■ **Goal of the exercise**
Write out every line below that includes the word "title".

[Figure contents as structured data]

┏━━

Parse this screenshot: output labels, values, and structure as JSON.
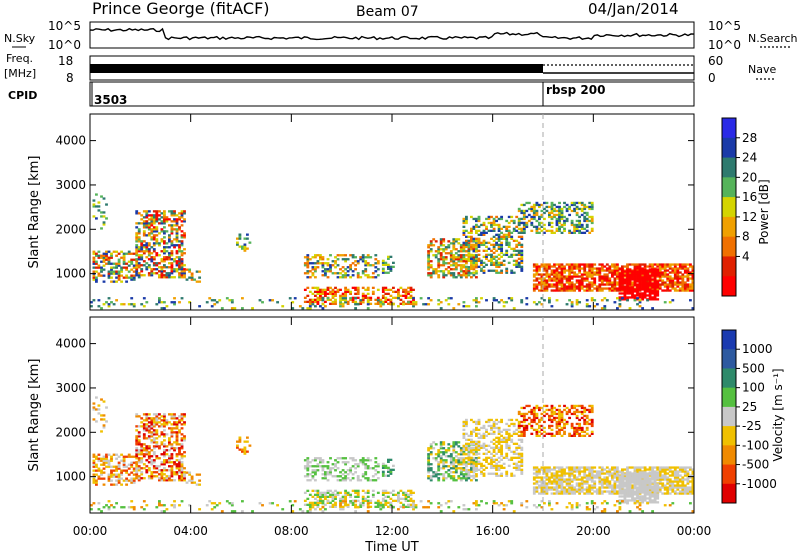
{
  "header": {
    "station": "Prince George (fitACF)",
    "beam": "Beam 07",
    "date": "04/Jan/2014"
  },
  "side_labels": {
    "nsky": "N.Sky",
    "nsearch": "N.Search",
    "freq": "Freq.",
    "freq_unit": "[MHz]",
    "nave": "Nave",
    "cpid": "CPID"
  },
  "noise_panel": {
    "left_ticks": [
      "10^5",
      "10^0"
    ],
    "right_ticks": [
      "10^5",
      "10^0"
    ]
  },
  "freq_panel": {
    "left_ticks": [
      "18",
      "8"
    ],
    "right_ticks": [
      "60",
      "0"
    ],
    "switch_time_hours": 18.0
  },
  "cpid_panel": {
    "segments": [
      {
        "label": "3503",
        "start_hours": 0.0
      },
      {
        "label": "rbsp 200",
        "start_hours": 18.0
      }
    ]
  },
  "chart_data": [
    {
      "type": "heatmap",
      "title": "Power",
      "ylabel": "Slant Range [km]",
      "xlabel": "",
      "xlim": [
        "00:00",
        "00:00"
      ],
      "ylim": [
        180,
        4600
      ],
      "y_ticks": [
        "1000",
        "2000",
        "3000",
        "4000"
      ],
      "colorbar": {
        "label": "Power [dB]",
        "ticks": [
          "28",
          "24",
          "20",
          "16",
          "12",
          "8",
          "4"
        ],
        "colors": [
          "#2a2ae6",
          "#1a3aa8",
          "#2e7a6e",
          "#55b35a",
          "#d4d400",
          "#f0a000",
          "#f07000",
          "#e02000",
          "#ff0000"
        ]
      }
    },
    {
      "type": "heatmap",
      "title": "Velocity",
      "ylabel": "Slant Range [km]",
      "xlabel": "Time UT",
      "x_ticks": [
        "00:00",
        "04:00",
        "08:00",
        "12:00",
        "16:00",
        "20:00",
        "00:00"
      ],
      "ylim": [
        180,
        4600
      ],
      "y_ticks": [
        "1000",
        "2000",
        "3000",
        "4000"
      ],
      "colorbar": {
        "label": "Velocity [m s⁻¹]",
        "ticks": [
          "1000",
          "500",
          "100",
          "25",
          "-25",
          "-100",
          "-500",
          "-1000"
        ],
        "colors": [
          "#1a3ab0",
          "#2e5aa0",
          "#2e8a6a",
          "#55c040",
          "#c8c8c8",
          "#f0c000",
          "#f08a00",
          "#f04000",
          "#e00000"
        ]
      }
    }
  ]
}
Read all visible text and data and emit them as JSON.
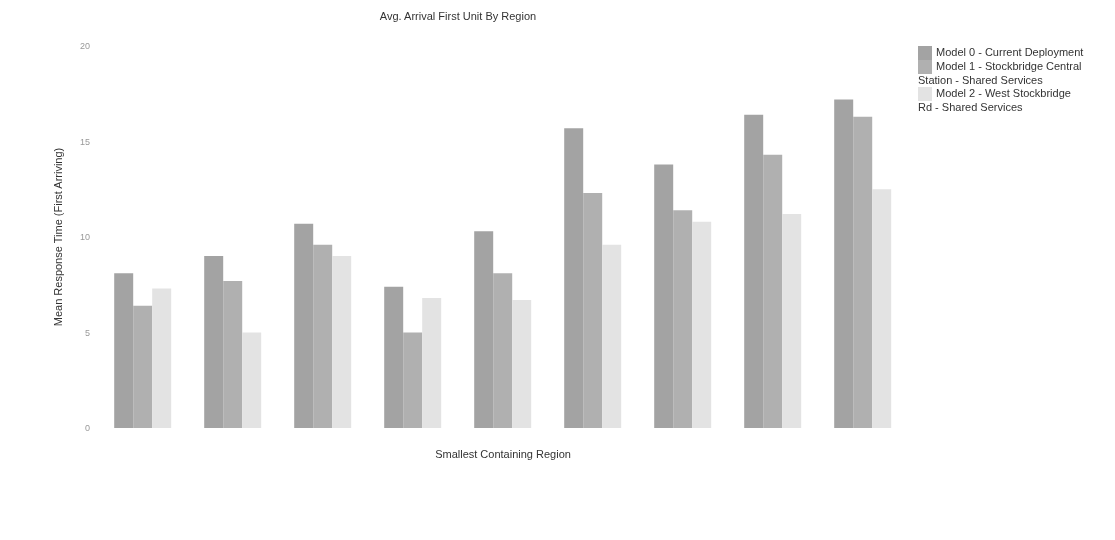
{
  "chart_data": {
    "type": "bar",
    "title": "Avg. Arrival First Unit By Region",
    "xlabel": "Smallest Containing Region",
    "ylabel": "Mean Response Time (First Arriving)",
    "categories": [
      null,
      null,
      null,
      null,
      null,
      null,
      null,
      null,
      null
    ],
    "series": [
      {
        "name": "Model 0 - Current Deployment",
        "color": "#a3a3a3",
        "values": [
          8.1,
          9.0,
          10.7,
          7.4,
          10.3,
          15.7,
          13.8,
          16.4,
          17.2
        ]
      },
      {
        "name": "Model 1 - Stockbridge Central Station - Shared Services",
        "color": "#b0b0b0",
        "values": [
          6.4,
          7.7,
          9.6,
          5.0,
          8.1,
          12.3,
          11.4,
          14.3,
          16.3
        ]
      },
      {
        "name": "Model 2 - West Stockbridge Rd - Shared Services",
        "color": "#e3e3e3",
        "values": [
          7.3,
          5.0,
          9.0,
          6.8,
          6.7,
          9.6,
          10.8,
          11.2,
          12.5
        ]
      }
    ],
    "ylim": [
      0,
      20
    ],
    "yticks": [
      0,
      5,
      10,
      15,
      20
    ],
    "grid": false,
    "legend": "top right"
  }
}
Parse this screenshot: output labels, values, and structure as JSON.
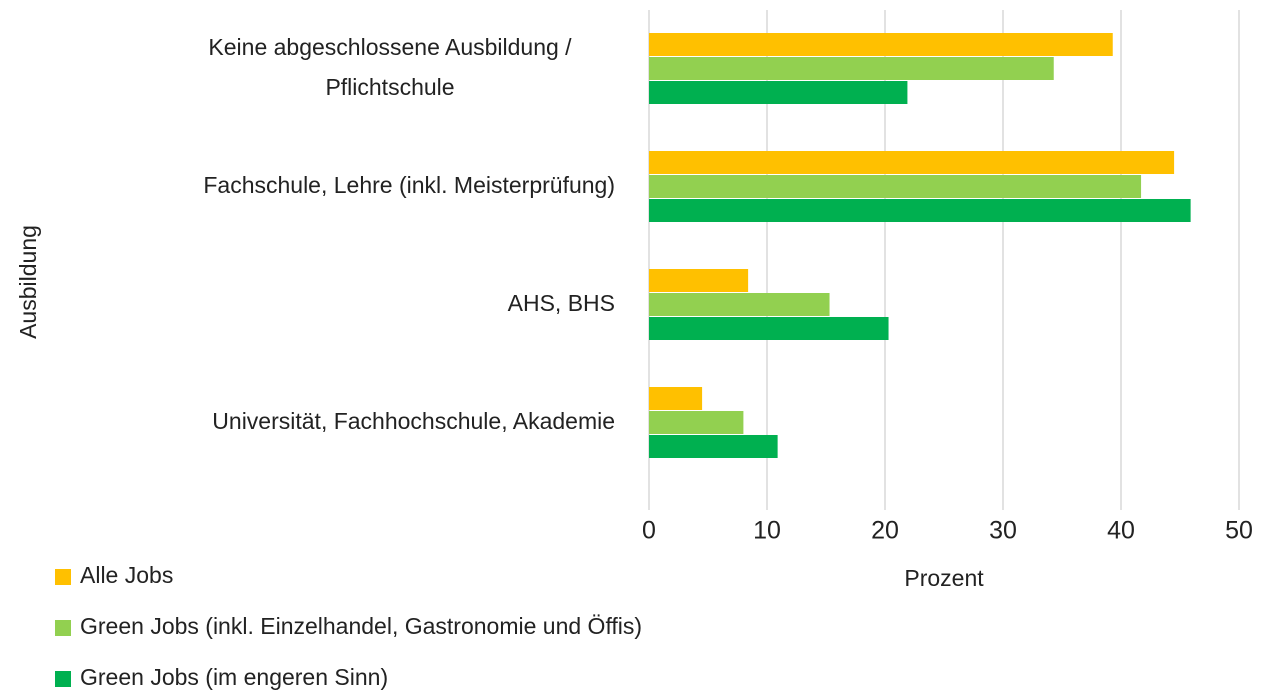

┗━━

■ **Answer to the task**
      "title": "Power",
      "title": "Velocity",
    "title": "Avg. Arrival First Unit By Region",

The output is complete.